* _Records for this task_:
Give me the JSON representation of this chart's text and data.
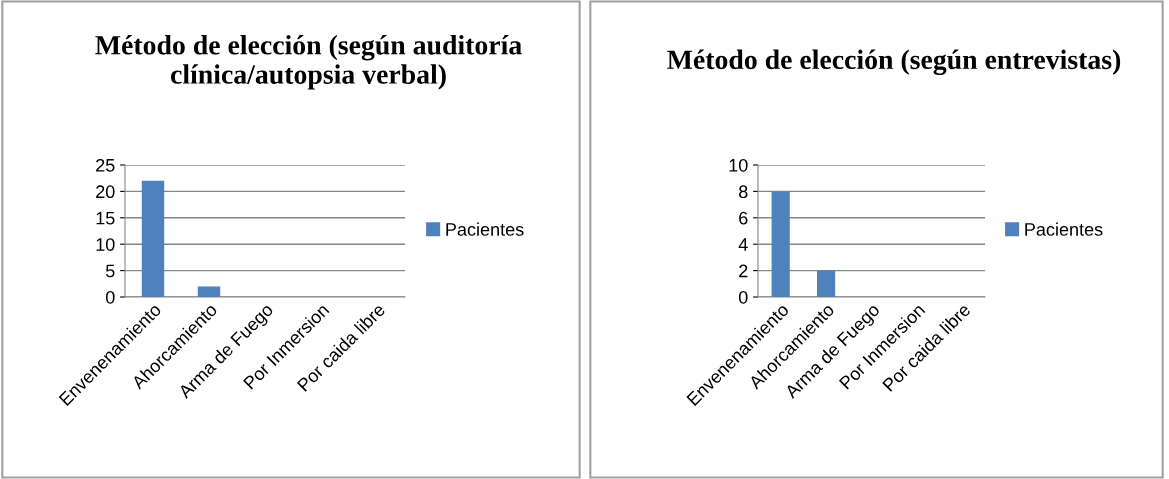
{
  "chart_data": [
    {
      "type": "bar",
      "title": "Método de elección (según auditoría clínica/autopsia verbal)",
      "categories": [
        "Envenenamiento",
        "Ahorcamiento",
        "Arma de Fuego",
        "Por Inmersion",
        "Por caida libre"
      ],
      "series": [
        {
          "name": "Pacientes",
          "color": "#4f81bd",
          "values": [
            22,
            2,
            0,
            0,
            0
          ]
        }
      ],
      "ylim": [
        0,
        25
      ],
      "yticks": [
        0,
        5,
        10,
        15,
        20,
        25
      ],
      "grid": "y",
      "legend": "right"
    },
    {
      "type": "bar",
      "title": "Método de elección (según entrevistas)",
      "categories": [
        "Envenenamiento",
        "Ahorcamiento",
        "Arma de Fuego",
        "Por Inmersion",
        "Por caida libre"
      ],
      "series": [
        {
          "name": "Pacientes",
          "color": "#4f81bd",
          "values": [
            8,
            2,
            0,
            0,
            0
          ]
        }
      ],
      "ylim": [
        0,
        10
      ],
      "yticks": [
        0,
        2,
        4,
        6,
        8,
        10
      ],
      "grid": "y",
      "legend": "right"
    }
  ]
}
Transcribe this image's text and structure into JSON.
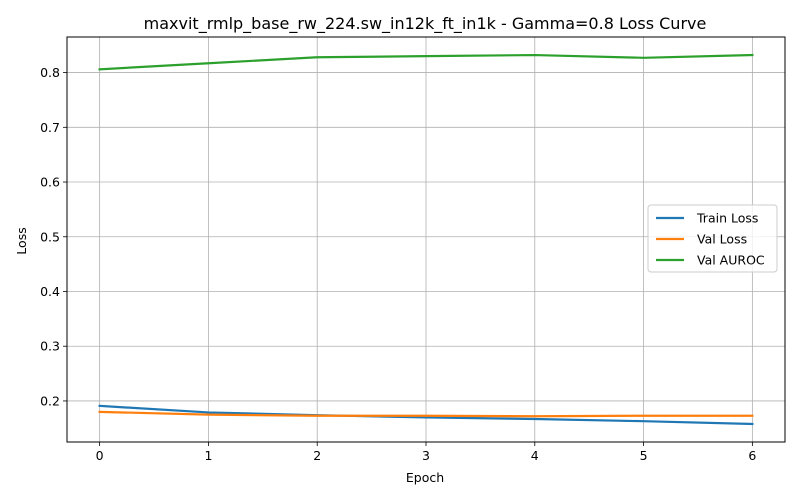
{
  "chart_data": {
    "type": "line",
    "title": "maxvit_rmlp_base_rw_224.sw_in12k_ft_in1k - Gamma=0.8 Loss Curve",
    "xlabel": "Epoch",
    "ylabel": "Loss",
    "x": [
      0,
      1,
      2,
      3,
      4,
      5,
      6
    ],
    "xticks": [
      "0",
      "1",
      "2",
      "3",
      "4",
      "5",
      "6"
    ],
    "yticks": [
      "0.2",
      "0.3",
      "0.4",
      "0.5",
      "0.6",
      "0.7",
      "0.8"
    ],
    "xlim": [
      -0.3,
      6.3
    ],
    "ylim": [
      0.125,
      0.865
    ],
    "grid": true,
    "legend_position": "center-right",
    "series": [
      {
        "name": "Train Loss",
        "color": "#1f77b4",
        "values": [
          0.191,
          0.179,
          0.174,
          0.17,
          0.167,
          0.163,
          0.158
        ]
      },
      {
        "name": "Val Loss",
        "color": "#ff7f0e",
        "values": [
          0.18,
          0.175,
          0.173,
          0.173,
          0.172,
          0.173,
          0.173
        ]
      },
      {
        "name": "Val AUROC",
        "color": "#2ca02c",
        "values": [
          0.806,
          0.817,
          0.828,
          0.83,
          0.832,
          0.827,
          0.832
        ]
      }
    ]
  }
}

* _The problem_: Output, exactly, all the records above; include no pictures.

* _Output of the exercise_:
Give me the JSON representation of this chart's text and data.
{
  "chart_data": [
    {
      "type": "bar",
      "title": "Método de elección (según auditoría clínica/autopsia verbal)",
      "categories": [
        "Envenenamiento",
        "Ahorcamiento",
        "Arma de Fuego",
        "Por Inmersion",
        "Por caida libre"
      ],
      "series": [
        {
          "name": "Pacientes",
          "color": "#4f81bd",
          "values": [
            22,
            2,
            0,
            0,
            0
          ]
        }
      ],
      "ylim": [
        0,
        25
      ],
      "yticks": [
        0,
        5,
        10,
        15,
        20,
        25
      ],
      "grid": "y",
      "legend": "right"
    },
    {
      "type": "bar",
      "title": "Método de elección (según entrevistas)",
      "categories": [
        "Envenenamiento",
        "Ahorcamiento",
        "Arma de Fuego",
        "Por Inmersion",
        "Por caida libre"
      ],
      "series": [
        {
          "name": "Pacientes",
          "color": "#4f81bd",
          "values": [
            8,
            2,
            0,
            0,
            0
          ]
        }
      ],
      "ylim": [
        0,
        10
      ],
      "yticks": [
        0,
        2,
        4,
        6,
        8,
        10
      ],
      "grid": "y",
      "legend": "right"
    }
  ]
}
Transcribe this image's text and structure into JSON.
{
  "chart_data": {
    "type": "line",
    "title": "maxvit_rmlp_base_rw_224.sw_in12k_ft_in1k - Gamma=0.8 Loss Curve",
    "xlabel": "Epoch",
    "ylabel": "Loss",
    "x": [
      0,
      1,
      2,
      3,
      4,
      5,
      6
    ],
    "xticks": [
      "0",
      "1",
      "2",
      "3",
      "4",
      "5",
      "6"
    ],
    "yticks": [
      "0.2",
      "0.3",
      "0.4",
      "0.5",
      "0.6",
      "0.7",
      "0.8"
    ],
    "xlim": [
      -0.3,
      6.3
    ],
    "ylim": [
      0.125,
      0.865
    ],
    "grid": true,
    "legend_position": "center-right",
    "series": [
      {
        "name": "Train Loss",
        "color": "#1f77b4",
        "values": [
          0.191,
          0.179,
          0.174,
          0.17,
          0.167,
          0.163,
          0.158
        ]
      },
      {
        "name": "Val Loss",
        "color": "#ff7f0e",
        "values": [
          0.18,
          0.175,
          0.173,
          0.173,
          0.172,
          0.173,
          0.173
        ]
      },
      {
        "name": "Val AUROC",
        "color": "#2ca02c",
        "values": [
          0.806,
          0.817,
          0.828,
          0.83,
          0.832,
          0.827,
          0.832
        ]
      }
    ]
  }
}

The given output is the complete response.